Exercise prompt = Where a line in the listing below contains the word "moving", copy that line.

-- Start of Material provided --

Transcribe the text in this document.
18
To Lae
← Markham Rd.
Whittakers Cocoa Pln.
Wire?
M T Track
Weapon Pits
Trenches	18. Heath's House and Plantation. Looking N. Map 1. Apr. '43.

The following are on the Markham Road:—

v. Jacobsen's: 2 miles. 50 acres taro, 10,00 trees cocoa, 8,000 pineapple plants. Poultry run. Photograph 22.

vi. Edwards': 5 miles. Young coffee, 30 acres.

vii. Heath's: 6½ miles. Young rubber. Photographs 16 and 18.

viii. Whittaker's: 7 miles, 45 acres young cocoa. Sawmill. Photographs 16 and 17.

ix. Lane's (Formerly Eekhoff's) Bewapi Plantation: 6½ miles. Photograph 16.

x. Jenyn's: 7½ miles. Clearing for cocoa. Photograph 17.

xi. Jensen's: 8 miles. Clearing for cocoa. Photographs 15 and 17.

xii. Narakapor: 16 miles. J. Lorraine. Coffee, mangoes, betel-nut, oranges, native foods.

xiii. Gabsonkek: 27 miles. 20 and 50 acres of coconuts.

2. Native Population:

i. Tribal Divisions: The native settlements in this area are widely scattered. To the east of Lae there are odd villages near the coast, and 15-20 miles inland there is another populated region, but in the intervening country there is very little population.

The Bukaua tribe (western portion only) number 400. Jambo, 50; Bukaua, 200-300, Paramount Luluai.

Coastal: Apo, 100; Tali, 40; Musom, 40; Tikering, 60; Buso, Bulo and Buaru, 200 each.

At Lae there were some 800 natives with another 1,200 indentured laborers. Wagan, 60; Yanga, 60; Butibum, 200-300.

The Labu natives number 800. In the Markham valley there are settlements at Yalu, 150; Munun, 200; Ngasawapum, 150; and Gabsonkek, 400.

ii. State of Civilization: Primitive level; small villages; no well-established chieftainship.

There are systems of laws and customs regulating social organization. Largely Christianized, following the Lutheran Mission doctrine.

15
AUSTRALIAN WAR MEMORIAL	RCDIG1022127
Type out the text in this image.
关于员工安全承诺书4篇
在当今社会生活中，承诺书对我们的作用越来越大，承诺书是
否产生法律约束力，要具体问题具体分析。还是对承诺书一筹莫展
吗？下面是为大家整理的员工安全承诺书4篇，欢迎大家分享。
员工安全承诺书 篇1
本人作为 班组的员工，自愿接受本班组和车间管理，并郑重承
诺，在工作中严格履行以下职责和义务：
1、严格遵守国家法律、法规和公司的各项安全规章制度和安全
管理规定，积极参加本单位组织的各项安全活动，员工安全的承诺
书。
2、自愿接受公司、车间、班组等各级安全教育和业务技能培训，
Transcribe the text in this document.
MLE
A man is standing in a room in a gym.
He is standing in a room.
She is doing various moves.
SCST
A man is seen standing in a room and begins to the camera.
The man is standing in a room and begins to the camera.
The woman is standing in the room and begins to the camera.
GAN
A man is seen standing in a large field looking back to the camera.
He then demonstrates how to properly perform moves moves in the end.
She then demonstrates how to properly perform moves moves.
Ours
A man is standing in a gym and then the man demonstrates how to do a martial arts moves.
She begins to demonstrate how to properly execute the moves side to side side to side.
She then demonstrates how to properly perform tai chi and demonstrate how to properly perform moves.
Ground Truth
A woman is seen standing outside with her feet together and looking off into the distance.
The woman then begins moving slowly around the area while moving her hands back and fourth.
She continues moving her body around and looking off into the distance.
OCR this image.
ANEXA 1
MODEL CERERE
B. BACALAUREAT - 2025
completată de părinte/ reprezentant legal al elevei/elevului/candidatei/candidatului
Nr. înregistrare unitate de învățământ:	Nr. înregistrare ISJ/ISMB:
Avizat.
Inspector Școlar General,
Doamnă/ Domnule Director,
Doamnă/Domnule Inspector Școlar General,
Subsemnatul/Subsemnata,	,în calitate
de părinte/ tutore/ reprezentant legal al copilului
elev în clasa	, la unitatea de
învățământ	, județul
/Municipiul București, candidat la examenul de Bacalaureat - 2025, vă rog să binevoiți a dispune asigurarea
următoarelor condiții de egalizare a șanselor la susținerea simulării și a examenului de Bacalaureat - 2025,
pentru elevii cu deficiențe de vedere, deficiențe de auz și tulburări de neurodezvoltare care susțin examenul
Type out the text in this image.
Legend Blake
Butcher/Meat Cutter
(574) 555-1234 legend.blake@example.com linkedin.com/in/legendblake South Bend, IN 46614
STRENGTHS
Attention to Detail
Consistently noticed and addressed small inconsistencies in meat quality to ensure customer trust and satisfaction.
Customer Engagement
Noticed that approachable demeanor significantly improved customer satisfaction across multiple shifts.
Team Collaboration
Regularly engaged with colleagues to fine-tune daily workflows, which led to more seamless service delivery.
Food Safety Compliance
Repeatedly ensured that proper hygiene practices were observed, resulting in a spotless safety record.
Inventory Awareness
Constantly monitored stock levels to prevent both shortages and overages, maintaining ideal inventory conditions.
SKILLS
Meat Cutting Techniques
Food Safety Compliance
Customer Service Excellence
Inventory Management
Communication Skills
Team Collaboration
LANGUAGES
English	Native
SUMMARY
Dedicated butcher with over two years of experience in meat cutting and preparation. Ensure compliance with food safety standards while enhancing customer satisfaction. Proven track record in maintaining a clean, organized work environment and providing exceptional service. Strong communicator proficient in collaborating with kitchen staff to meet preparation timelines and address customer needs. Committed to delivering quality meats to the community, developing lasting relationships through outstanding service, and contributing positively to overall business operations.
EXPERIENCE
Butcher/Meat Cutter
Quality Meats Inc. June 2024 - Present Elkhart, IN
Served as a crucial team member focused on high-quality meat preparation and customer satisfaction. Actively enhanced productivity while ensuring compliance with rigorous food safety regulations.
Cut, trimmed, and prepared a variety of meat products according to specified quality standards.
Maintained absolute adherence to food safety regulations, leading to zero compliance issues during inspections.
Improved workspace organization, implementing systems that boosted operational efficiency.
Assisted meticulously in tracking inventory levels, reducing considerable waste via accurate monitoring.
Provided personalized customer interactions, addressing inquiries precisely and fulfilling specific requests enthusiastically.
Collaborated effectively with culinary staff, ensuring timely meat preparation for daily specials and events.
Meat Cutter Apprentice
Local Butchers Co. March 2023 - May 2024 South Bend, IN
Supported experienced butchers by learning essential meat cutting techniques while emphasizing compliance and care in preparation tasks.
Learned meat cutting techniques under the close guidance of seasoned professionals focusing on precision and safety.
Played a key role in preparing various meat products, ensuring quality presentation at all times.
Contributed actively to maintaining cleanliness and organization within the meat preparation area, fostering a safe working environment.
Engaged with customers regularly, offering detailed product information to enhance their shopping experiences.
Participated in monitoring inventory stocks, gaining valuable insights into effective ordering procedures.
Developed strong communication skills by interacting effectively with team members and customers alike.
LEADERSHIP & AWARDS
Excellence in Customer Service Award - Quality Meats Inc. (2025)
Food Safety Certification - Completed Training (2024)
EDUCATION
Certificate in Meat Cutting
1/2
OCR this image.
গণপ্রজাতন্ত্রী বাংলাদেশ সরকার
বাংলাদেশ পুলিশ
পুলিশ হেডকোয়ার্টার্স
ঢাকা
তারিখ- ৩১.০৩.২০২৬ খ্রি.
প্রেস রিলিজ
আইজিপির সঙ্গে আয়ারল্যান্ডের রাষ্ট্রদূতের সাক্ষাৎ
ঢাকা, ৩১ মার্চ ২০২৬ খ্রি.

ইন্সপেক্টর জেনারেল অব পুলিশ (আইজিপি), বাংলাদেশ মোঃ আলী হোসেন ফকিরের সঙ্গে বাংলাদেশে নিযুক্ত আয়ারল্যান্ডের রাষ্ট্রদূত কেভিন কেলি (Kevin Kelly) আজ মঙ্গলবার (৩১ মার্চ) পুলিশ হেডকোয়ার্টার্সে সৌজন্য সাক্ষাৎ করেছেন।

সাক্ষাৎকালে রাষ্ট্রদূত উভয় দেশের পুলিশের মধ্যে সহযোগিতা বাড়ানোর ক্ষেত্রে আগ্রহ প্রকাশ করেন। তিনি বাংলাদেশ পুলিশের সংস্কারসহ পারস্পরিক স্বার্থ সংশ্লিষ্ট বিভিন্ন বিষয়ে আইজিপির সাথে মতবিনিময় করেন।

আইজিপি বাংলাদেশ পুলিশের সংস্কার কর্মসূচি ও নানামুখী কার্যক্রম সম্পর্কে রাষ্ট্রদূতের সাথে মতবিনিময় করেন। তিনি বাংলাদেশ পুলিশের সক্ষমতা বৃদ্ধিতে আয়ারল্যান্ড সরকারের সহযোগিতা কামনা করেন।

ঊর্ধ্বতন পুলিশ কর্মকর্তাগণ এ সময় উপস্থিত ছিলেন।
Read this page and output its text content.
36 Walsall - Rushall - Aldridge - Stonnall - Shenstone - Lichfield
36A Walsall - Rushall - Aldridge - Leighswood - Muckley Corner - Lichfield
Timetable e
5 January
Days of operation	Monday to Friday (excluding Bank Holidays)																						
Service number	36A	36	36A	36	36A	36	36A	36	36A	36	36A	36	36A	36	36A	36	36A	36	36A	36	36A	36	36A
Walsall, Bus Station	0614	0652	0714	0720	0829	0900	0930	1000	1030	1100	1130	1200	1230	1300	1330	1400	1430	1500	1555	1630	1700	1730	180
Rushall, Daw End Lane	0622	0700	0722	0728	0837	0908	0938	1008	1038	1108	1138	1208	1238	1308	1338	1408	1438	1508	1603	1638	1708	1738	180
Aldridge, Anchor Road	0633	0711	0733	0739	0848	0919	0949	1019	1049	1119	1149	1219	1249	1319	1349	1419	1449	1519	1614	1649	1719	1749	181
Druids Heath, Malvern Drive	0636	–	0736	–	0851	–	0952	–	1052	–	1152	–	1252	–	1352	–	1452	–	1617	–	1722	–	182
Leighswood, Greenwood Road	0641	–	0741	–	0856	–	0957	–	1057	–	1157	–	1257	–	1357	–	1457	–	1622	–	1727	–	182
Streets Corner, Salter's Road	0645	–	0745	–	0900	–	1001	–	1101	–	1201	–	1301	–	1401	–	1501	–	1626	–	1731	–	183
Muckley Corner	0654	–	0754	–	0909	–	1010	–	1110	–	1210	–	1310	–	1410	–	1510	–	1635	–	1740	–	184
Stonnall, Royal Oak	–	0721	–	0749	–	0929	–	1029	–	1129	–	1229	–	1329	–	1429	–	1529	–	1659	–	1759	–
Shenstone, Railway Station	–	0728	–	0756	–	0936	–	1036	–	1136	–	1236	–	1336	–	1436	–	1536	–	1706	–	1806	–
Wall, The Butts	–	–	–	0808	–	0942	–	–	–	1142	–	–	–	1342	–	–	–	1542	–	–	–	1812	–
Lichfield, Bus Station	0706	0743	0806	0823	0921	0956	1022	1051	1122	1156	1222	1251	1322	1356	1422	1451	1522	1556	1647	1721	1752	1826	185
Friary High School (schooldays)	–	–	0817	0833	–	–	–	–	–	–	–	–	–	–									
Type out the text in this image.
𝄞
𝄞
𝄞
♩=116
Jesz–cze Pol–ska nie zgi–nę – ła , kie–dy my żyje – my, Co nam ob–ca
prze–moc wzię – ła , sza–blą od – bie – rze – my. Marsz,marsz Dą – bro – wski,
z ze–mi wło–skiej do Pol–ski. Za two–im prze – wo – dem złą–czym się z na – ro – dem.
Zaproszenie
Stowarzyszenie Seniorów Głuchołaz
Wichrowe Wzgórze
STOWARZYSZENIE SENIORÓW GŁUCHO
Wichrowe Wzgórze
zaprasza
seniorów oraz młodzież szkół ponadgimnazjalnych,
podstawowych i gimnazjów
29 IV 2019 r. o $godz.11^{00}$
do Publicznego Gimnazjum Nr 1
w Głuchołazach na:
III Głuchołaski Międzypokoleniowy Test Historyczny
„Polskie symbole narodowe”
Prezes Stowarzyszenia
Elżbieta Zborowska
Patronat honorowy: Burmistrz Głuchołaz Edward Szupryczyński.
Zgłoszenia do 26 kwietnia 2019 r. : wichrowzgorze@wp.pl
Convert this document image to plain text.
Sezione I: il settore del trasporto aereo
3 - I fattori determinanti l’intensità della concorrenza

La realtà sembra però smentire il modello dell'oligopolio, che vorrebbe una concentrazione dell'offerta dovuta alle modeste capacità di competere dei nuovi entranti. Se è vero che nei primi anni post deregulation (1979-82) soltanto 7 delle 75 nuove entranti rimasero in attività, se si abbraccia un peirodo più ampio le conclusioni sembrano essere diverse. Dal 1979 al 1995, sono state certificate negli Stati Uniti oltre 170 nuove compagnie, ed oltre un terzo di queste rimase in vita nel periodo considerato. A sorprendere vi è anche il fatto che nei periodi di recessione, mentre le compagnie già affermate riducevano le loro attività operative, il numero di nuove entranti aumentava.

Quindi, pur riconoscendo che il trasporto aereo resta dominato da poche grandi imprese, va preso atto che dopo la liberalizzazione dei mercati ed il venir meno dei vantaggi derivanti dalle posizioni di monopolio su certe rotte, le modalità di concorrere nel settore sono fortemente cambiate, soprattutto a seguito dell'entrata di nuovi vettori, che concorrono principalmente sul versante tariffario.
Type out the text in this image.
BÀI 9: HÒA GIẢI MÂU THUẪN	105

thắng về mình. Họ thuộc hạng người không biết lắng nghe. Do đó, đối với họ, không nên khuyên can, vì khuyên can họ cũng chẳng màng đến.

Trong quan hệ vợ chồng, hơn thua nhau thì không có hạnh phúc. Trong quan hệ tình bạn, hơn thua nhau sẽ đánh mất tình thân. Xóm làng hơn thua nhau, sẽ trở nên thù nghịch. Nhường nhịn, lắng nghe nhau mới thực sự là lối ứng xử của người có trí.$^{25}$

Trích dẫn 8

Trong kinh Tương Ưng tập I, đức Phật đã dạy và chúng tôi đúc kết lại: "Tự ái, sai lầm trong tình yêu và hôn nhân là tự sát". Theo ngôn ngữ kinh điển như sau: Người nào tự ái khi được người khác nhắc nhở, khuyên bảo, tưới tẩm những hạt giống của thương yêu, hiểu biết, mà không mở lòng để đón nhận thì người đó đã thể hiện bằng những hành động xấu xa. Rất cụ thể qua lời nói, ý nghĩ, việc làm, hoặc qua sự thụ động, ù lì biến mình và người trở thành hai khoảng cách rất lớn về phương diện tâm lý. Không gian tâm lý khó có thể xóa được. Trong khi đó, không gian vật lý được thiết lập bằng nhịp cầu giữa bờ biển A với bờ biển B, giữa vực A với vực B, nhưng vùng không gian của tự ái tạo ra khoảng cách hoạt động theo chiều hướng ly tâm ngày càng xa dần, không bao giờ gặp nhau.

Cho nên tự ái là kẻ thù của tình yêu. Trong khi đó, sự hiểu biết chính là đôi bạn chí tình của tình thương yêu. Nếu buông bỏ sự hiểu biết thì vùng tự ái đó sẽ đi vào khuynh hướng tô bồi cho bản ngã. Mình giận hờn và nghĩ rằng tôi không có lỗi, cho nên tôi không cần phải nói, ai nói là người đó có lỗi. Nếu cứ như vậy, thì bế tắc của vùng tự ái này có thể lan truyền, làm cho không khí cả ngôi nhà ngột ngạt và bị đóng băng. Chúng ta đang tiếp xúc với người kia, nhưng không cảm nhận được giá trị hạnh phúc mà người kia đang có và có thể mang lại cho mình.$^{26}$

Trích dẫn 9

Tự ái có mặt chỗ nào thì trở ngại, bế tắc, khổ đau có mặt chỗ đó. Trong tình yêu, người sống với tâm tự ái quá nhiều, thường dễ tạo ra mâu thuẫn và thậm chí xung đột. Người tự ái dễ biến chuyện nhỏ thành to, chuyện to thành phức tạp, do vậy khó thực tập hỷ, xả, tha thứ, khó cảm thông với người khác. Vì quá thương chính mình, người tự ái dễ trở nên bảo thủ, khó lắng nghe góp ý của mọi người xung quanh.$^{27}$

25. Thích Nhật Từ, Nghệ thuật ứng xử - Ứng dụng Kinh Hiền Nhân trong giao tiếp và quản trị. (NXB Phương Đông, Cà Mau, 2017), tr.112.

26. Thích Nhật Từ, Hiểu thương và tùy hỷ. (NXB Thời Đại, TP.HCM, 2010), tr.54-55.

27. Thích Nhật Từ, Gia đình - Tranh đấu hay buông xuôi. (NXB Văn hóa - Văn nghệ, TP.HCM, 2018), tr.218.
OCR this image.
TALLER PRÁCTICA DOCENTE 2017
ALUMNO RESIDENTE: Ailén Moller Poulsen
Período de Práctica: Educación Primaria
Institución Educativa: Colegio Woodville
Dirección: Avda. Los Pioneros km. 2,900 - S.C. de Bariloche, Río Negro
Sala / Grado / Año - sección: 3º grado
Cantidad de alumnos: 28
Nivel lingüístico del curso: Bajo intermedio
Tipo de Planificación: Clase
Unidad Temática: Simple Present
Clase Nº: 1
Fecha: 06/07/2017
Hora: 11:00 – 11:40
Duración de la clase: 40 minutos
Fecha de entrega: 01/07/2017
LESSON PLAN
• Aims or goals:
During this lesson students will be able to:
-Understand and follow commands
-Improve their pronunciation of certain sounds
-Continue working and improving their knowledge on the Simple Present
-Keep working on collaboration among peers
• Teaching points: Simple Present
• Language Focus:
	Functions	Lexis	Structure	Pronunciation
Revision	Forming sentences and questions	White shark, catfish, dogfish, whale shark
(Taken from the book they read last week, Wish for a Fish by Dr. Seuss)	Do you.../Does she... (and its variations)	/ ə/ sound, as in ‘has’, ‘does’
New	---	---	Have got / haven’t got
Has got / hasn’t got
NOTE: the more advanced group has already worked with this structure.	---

-- End of Material provided --

Result =
The woman then begins moving slowly around the area while moving her hands back and fourth.
She continues moving her body around and looking off into the distance.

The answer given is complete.